> [RECORDS PROVIDED]:

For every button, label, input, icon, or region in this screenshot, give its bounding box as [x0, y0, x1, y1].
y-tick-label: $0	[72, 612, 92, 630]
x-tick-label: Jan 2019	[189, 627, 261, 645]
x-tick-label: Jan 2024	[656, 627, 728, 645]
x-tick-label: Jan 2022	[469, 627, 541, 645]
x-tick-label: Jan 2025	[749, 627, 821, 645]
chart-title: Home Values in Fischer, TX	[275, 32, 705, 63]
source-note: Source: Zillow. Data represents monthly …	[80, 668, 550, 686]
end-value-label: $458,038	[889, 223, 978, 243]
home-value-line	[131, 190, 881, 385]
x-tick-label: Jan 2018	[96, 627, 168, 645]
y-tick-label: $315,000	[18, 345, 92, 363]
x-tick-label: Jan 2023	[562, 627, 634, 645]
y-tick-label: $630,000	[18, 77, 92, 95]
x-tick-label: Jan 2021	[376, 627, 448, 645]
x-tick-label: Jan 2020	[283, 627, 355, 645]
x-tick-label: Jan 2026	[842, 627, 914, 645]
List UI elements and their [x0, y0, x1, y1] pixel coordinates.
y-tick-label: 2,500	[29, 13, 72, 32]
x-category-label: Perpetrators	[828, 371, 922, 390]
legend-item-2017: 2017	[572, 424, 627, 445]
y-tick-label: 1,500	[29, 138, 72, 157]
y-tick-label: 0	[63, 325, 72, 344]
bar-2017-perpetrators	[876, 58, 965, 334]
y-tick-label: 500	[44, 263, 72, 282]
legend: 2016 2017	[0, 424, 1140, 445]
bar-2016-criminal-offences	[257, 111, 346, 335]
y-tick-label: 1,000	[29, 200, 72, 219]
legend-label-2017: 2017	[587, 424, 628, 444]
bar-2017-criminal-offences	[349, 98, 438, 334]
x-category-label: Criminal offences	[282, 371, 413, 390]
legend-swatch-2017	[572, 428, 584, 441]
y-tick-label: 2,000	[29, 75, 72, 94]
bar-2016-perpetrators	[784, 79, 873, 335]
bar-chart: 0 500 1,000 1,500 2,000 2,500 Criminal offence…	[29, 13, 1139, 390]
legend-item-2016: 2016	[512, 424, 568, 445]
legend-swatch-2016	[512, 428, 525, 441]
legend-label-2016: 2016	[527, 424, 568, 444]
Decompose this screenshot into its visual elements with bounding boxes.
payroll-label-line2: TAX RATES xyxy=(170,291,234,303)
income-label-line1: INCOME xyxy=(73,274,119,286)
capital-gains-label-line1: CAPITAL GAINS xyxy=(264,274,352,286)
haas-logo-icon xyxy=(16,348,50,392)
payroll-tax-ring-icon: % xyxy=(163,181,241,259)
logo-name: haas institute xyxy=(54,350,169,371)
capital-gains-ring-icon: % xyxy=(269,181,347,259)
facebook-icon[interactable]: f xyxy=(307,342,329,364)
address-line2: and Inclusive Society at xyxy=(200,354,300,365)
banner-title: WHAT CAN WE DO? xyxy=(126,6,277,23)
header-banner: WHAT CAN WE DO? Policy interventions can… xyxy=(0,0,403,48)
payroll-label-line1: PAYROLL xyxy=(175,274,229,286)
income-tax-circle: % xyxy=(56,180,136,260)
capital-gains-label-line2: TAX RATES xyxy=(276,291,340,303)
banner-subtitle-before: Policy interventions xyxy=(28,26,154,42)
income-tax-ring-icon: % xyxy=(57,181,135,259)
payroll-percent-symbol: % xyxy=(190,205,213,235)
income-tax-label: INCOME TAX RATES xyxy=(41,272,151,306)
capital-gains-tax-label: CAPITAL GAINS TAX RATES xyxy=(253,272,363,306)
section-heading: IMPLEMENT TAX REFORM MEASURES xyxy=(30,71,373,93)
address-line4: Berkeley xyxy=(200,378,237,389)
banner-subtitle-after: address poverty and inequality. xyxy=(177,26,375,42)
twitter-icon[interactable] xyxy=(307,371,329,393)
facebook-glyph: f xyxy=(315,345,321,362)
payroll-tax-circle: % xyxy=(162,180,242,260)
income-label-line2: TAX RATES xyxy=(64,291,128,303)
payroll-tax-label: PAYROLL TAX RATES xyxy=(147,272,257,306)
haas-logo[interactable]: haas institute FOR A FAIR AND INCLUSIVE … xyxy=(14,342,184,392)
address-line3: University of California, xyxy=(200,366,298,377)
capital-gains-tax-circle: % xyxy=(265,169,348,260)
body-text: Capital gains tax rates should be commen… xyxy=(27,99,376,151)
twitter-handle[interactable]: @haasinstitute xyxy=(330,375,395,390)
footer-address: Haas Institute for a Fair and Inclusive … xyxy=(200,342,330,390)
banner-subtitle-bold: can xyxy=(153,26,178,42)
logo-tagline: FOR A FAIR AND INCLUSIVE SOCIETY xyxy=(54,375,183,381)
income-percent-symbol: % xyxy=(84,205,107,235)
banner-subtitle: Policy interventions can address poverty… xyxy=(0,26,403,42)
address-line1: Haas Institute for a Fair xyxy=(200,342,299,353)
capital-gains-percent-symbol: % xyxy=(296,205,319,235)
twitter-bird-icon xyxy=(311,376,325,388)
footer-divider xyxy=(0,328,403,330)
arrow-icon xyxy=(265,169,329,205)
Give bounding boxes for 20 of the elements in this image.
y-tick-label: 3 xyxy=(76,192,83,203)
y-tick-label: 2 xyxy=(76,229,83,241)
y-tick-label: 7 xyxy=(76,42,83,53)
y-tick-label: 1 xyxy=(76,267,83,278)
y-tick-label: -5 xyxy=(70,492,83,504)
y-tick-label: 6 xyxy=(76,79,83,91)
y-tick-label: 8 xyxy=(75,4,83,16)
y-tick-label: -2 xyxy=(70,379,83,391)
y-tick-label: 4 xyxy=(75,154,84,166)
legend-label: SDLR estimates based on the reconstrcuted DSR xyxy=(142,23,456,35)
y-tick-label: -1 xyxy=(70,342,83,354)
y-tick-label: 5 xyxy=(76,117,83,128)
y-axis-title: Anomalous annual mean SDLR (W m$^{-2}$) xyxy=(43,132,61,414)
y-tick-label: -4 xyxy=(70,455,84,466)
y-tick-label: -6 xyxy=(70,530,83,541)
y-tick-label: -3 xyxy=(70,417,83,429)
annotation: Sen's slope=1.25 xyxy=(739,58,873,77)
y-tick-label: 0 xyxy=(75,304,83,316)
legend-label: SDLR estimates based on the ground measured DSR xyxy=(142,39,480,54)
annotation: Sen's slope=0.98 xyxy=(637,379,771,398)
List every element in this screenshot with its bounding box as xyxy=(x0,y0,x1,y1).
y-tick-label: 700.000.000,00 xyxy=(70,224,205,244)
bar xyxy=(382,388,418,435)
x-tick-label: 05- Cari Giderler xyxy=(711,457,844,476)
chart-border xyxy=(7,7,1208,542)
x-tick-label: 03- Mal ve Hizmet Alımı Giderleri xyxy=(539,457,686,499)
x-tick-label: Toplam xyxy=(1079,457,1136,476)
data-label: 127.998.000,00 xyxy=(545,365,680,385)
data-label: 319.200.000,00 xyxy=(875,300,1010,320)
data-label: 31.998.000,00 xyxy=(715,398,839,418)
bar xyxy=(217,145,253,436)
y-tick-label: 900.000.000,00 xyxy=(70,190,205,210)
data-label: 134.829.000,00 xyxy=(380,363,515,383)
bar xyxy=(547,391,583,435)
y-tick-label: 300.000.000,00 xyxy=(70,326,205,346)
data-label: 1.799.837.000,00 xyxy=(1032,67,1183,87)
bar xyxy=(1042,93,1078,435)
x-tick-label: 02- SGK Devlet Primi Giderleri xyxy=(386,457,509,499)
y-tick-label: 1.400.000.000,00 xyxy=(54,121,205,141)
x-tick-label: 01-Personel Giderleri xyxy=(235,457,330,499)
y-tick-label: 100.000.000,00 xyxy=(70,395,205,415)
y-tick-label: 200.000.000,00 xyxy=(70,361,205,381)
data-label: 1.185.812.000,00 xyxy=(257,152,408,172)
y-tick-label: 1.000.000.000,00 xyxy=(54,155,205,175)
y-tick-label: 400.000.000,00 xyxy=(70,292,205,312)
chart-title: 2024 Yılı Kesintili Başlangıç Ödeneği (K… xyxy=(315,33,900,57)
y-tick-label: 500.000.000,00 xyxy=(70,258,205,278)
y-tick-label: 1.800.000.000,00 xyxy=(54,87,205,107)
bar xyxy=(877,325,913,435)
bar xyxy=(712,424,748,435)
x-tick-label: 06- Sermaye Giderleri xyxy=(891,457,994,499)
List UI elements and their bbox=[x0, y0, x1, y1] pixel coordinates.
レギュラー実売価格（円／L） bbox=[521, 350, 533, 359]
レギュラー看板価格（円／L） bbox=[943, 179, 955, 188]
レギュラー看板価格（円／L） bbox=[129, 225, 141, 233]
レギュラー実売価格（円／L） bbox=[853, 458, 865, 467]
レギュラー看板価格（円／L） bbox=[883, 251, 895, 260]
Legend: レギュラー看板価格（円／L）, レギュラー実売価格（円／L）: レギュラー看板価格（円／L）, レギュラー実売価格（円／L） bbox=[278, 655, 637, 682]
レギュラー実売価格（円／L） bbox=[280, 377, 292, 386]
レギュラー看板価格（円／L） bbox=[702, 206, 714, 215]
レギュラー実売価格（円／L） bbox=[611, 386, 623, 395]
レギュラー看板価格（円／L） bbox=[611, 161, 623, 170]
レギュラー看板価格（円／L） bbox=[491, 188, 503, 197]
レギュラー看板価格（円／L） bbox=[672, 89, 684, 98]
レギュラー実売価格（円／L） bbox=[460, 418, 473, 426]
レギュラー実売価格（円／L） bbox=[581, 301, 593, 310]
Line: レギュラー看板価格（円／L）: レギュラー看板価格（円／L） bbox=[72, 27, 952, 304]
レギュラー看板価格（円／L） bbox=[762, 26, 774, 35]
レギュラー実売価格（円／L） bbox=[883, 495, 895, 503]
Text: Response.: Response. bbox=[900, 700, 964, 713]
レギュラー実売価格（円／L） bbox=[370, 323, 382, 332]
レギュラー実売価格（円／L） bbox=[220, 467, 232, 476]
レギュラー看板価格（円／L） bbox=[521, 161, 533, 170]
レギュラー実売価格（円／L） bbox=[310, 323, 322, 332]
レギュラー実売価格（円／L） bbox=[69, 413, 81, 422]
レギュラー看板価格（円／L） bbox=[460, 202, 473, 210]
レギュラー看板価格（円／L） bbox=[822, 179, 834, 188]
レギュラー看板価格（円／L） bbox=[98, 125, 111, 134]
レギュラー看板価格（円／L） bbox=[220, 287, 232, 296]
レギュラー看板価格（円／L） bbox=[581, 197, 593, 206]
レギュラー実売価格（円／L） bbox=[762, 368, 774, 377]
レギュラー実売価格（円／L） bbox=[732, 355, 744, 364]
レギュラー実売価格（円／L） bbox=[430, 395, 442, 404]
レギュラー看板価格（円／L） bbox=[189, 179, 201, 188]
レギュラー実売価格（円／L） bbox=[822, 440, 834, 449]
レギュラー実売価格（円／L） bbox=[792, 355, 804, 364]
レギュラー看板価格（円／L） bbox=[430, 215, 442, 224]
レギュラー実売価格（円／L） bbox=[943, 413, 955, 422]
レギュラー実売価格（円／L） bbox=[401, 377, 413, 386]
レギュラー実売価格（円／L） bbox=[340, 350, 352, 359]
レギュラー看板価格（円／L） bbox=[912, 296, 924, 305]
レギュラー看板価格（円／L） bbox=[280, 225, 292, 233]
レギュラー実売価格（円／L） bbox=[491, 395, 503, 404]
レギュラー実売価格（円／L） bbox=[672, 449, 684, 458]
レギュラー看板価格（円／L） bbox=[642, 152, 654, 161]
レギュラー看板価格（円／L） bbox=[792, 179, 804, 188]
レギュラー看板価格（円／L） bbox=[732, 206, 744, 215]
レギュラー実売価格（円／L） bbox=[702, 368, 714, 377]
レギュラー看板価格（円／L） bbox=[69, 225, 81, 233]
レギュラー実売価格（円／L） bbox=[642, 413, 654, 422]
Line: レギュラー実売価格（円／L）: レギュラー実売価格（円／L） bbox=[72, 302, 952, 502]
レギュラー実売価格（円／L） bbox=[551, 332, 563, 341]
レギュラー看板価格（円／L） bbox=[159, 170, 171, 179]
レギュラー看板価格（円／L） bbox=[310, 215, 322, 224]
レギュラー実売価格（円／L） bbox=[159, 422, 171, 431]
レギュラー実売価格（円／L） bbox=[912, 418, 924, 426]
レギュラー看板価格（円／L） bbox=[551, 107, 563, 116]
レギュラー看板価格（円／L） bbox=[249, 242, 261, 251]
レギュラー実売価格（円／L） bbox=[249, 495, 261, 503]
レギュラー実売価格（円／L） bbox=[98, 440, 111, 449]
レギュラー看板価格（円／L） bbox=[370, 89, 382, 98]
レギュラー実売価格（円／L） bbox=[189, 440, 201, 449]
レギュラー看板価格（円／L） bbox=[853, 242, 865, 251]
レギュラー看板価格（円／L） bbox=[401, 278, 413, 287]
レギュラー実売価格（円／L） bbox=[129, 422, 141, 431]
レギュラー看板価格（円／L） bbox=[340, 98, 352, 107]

> [EXERCISE DIRECTIONS]: Reproduce the part of the material above that opens with its first line and closes with the line containing "424, 627, 445]", keeping every character unchanged and including both of those lines.

> [EXERCISE RESPONSE]:
For every button, label, input, icon, or region in this screenshot, give its bounding box as [x0, y0, x1, y1].
y-tick-label: $0	[72, 612, 92, 630]
x-tick-label: Jan 2019	[189, 627, 261, 645]
x-tick-label: Jan 2024	[656, 627, 728, 645]
x-tick-label: Jan 2022	[469, 627, 541, 645]
x-tick-label: Jan 2025	[749, 627, 821, 645]
chart-title: Home Values in Fischer, TX	[275, 32, 705, 63]
source-note: Source: Zillow. Data represents monthly …	[80, 668, 550, 686]
end-value-label: $458,038	[889, 223, 978, 243]
home-value-line	[131, 190, 881, 385]
x-tick-label: Jan 2018	[96, 627, 168, 645]
y-tick-label: $315,000	[18, 345, 92, 363]
x-tick-label: Jan 2023	[562, 627, 634, 645]
y-tick-label: $630,000	[18, 77, 92, 95]
x-tick-label: Jan 2021	[376, 627, 448, 645]
x-tick-label: Jan 2020	[283, 627, 355, 645]
x-tick-label: Jan 2026	[842, 627, 914, 645]
List UI elements and their [x0, y0, x1, y1] pixel coordinates.
y-tick-label: 2,500	[29, 13, 72, 32]
x-category-label: Perpetrators	[828, 371, 922, 390]
legend-item-2017: 2017	[572, 424, 627, 445]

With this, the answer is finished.